[Data listing]
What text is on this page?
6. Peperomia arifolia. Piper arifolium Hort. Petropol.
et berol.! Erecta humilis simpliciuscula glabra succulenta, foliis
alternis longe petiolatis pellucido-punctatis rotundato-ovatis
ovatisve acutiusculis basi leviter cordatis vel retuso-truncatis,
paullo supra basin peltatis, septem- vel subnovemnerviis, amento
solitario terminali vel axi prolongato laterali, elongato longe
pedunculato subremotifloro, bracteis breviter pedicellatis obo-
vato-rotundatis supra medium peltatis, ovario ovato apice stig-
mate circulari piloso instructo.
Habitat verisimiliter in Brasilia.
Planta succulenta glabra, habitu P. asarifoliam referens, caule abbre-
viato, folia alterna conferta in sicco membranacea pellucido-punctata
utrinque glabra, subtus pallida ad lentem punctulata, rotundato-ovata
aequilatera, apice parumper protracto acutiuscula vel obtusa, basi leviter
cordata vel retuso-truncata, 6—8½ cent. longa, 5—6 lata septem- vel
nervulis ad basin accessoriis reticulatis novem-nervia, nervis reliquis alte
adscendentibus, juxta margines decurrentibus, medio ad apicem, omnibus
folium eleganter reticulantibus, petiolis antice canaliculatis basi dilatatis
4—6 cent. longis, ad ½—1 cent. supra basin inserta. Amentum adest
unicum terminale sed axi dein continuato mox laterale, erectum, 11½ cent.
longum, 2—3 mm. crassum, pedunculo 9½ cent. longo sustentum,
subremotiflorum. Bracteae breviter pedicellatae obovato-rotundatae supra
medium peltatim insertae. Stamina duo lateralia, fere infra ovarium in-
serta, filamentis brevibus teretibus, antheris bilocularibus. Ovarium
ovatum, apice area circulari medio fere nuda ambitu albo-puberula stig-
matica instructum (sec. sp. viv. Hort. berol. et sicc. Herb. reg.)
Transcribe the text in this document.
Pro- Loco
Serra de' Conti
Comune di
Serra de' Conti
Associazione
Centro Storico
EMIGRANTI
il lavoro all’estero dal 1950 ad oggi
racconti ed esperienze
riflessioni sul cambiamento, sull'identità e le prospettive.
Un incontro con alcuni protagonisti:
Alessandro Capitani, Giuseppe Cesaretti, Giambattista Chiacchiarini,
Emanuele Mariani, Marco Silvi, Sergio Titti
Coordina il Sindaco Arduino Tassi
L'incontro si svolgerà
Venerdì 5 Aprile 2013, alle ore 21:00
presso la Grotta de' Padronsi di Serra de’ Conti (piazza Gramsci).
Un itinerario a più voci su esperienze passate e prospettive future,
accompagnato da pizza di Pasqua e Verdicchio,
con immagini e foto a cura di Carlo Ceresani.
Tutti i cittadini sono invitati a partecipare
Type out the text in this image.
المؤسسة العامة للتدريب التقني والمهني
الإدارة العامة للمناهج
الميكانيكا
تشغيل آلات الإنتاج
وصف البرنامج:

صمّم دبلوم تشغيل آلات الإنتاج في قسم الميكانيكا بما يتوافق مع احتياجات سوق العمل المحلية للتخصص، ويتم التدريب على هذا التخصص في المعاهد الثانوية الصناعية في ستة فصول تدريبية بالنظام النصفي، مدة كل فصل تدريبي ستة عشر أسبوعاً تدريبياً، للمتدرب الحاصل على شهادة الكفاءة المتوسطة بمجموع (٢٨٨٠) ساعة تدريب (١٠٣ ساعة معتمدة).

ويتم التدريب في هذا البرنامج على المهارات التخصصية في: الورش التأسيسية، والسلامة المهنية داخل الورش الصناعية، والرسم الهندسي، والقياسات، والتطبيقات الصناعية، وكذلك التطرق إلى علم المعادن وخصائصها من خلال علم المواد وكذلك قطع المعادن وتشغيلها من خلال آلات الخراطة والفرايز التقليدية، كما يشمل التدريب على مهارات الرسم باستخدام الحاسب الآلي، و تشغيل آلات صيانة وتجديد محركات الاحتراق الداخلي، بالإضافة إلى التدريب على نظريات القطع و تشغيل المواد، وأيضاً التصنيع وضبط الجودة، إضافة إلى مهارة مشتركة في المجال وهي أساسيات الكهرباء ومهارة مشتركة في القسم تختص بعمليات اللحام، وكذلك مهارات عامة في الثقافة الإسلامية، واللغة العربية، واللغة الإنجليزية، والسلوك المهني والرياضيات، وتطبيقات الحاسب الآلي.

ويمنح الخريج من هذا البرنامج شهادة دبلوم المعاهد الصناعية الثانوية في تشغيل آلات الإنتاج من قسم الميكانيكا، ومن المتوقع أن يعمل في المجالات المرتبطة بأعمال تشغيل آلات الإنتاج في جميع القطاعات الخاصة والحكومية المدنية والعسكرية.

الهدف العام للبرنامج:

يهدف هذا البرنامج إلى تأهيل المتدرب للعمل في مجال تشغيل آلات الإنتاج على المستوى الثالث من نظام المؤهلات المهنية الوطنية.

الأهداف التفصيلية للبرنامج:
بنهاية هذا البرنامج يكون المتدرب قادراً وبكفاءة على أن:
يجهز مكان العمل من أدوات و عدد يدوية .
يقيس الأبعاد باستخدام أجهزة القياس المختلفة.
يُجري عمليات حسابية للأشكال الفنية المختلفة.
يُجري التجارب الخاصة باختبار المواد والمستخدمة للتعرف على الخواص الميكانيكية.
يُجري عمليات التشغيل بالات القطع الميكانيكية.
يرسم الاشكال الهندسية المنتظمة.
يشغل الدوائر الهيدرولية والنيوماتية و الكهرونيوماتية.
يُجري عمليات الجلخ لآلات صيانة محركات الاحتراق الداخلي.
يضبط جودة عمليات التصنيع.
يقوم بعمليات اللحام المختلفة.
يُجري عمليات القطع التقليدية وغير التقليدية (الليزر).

Instruction -
Repeat the material above exactly.

Output of the exercise -
What text is on this page?
6. Peperomia arifolia. Piper arifolium Hort. Petropol.
et berol.! Erecta humilis simpliciuscula glabra succulenta, foliis
alternis longe petiolatis pellucido-punctatis rotundato-ovatis
ovatisve acutiusculis basi leviter cordatis vel retuso-truncatis,
paullo supra basin peltatis, septem- vel subnovemnerviis, amento
solitario terminali vel axi prolongato laterali, elongato longe
pedunculato subremotifloro, bracteis breviter pedicellatis obo-
vato-rotundatis supra medium peltatis, ovario ovato apice stig-
mate circulari piloso instructo.
Habitat verisimiliter in Brasilia.
Planta succulenta glabra, habitu P. asarifoliam referens, caule abbre-
viato, folia alterna conferta in sicco membranacea pellucido-punctata
utrinque glabra, subtus pallida ad lentem punctulata, rotundato-ovata
aequilatera, apice parumper protracto acutiuscula vel obtusa, basi leviter
cordata vel retuso-truncata, 6—8½ cent. longa, 5—6 lata septem- vel
nervulis ad basin accessoriis reticulatis novem-nervia, nervis reliquis alte
adscendentibus, juxta margines decurrentibus, medio ad apicem, omnibus
folium eleganter reticulantibus, petiolis antice canaliculatis basi dilatatis
4—6 cent. longis, ad ½—1 cent. supra basin inserta. Amentum adest
unicum terminale sed axi dein continuato mox laterale, erectum, 11½ cent.
longum, 2—3 mm. crassum, pedunculo 9½ cent. longo sustentum,
subremotiflorum. Bracteae breviter pedicellatae obovato-rotundatae supra
medium peltatim insertae. Stamina duo lateralia, fere infra ovarium in-
serta, filamentis brevibus teretibus, antheris bilocularibus. Ovarium
ovatum, apice area circulari medio fere nuda ambitu albo-puberula stig-
matica instructum (sec. sp. viv. Hort. berol. et sicc. Herb. reg.)
Transcribe the text in this document.
Pro- Loco
Serra de' Conti
Comune di
Serra de' Conti
Associazione
Centro Storico
EMIGRANTI
il lavoro all’estero dal 1950 ad oggi
racconti ed esperienze
riflessioni sul cambiamento, sull'identità e le prospettive.
Un incontro con alcuni protagonisti:
Alessandro Capitani, Giuseppe Cesaretti, Giambattista Chiacchiarini,
Emanuele Mariani, Marco Silvi, Sergio Titti
Coordina il Sindaco Arduino Tassi
L'incontro si svolgerà
Venerdì 5 Aprile 2013, alle ore 21:00
presso la Grotta de' Padronsi di Serra de’ Conti (piazza Gramsci).
Un itinerario a più voci su esperienze passate e prospettive future,
accompagnato da pizza di Pasqua e Verdicchio,
con immagini e foto a cura di Carlo Ceresani.
Tutti i cittadini sono invitati a partecipare
Type out the text in this image.
المؤسسة العامة للتدريب التقني والمهني
الإدارة العامة للمناهج
الميكانيكا
تشغيل آلات الإنتاج
وصف البرنامج:

صمّم دبلوم تشغيل آلات الإنتاج في قسم الميكانيكا بما يتوافق مع احتياجات سوق العمل المحلية للتخصص، ويتم التدريب على هذا التخصص في المعاهد الثانوية الصناعية في ستة فصول تدريبية بالنظام النصفي، مدة كل فصل تدريبي ستة عشر أسبوعاً تدريبياً، للمتدرب الحاصل على شهادة الكفاءة المتوسطة بمجموع (٢٨٨٠) ساعة تدريب (١٠٣ ساعة معتمدة).

ويتم التدريب في هذا البرنامج على المهارات التخصصية في: الورش التأسيسية، والسلامة المهنية داخل الورش الصناعية، والرسم الهندسي، والقياسات، والتطبيقات الصناعية، وكذلك التطرق إلى علم المعادن وخصائصها من خلال علم المواد وكذلك قطع المعادن وتشغيلها من خلال آلات الخراطة والفرايز التقليدية، كما يشمل التدريب على مهارات الرسم باستخدام الحاسب الآلي، و تشغيل آلات صيانة وتجديد محركات الاحتراق الداخلي، بالإضافة إلى التدريب على نظريات القطع و تشغيل المواد، وأيضاً التصنيع وضبط الجودة، إضافة إلى مهارة مشتركة في المجال وهي أساسيات الكهرباء ومهارة مشتركة في القسم تختص بعمليات اللحام، وكذلك مهارات عامة في الثقافة الإسلامية، واللغة العربية، واللغة الإنجليزية، والسلوك المهني والرياضيات، وتطبيقات الحاسب الآلي.

ويمنح الخريج من هذا البرنامج شهادة دبلوم المعاهد الصناعية الثانوية في تشغيل آلات الإنتاج من قسم الميكانيكا، ومن المتوقع أن يعمل في المجالات المرتبطة بأعمال تشغيل آلات الإنتاج في جميع القطاعات الخاصة والحكومية المدنية والعسكرية.

الهدف العام للبرنامج:

يهدف هذا البرنامج إلى تأهيل المتدرب للعمل في مجال تشغيل آلات الإنتاج على المستوى الثالث من نظام المؤهلات المهنية الوطنية.

الأهداف التفصيلية للبرنامج:
بنهاية هذا البرنامج يكون المتدرب قادراً وبكفاءة على أن:
يجهز مكان العمل من أدوات و عدد يدوية .
يقيس الأبعاد باستخدام أجهزة القياس المختلفة.
يُجري عمليات حسابية للأشكال الفنية المختلفة.
يُجري التجارب الخاصة باختبار المواد والمستخدمة للتعرف على الخواص الميكانيكية.
يُجري عمليات التشغيل بالات القطع الميكانيكية.
يرسم الاشكال الهندسية المنتظمة.
يشغل الدوائر الهيدرولية والنيوماتية و الكهرونيوماتية.
يُجري عمليات الجلخ لآلات صيانة محركات الاحتراق الداخلي.
يضبط جودة عمليات التصنيع.
يقوم بعمليات اللحام المختلفة.
يُجري عمليات القطع التقليدية وغير التقليدية (الليزر).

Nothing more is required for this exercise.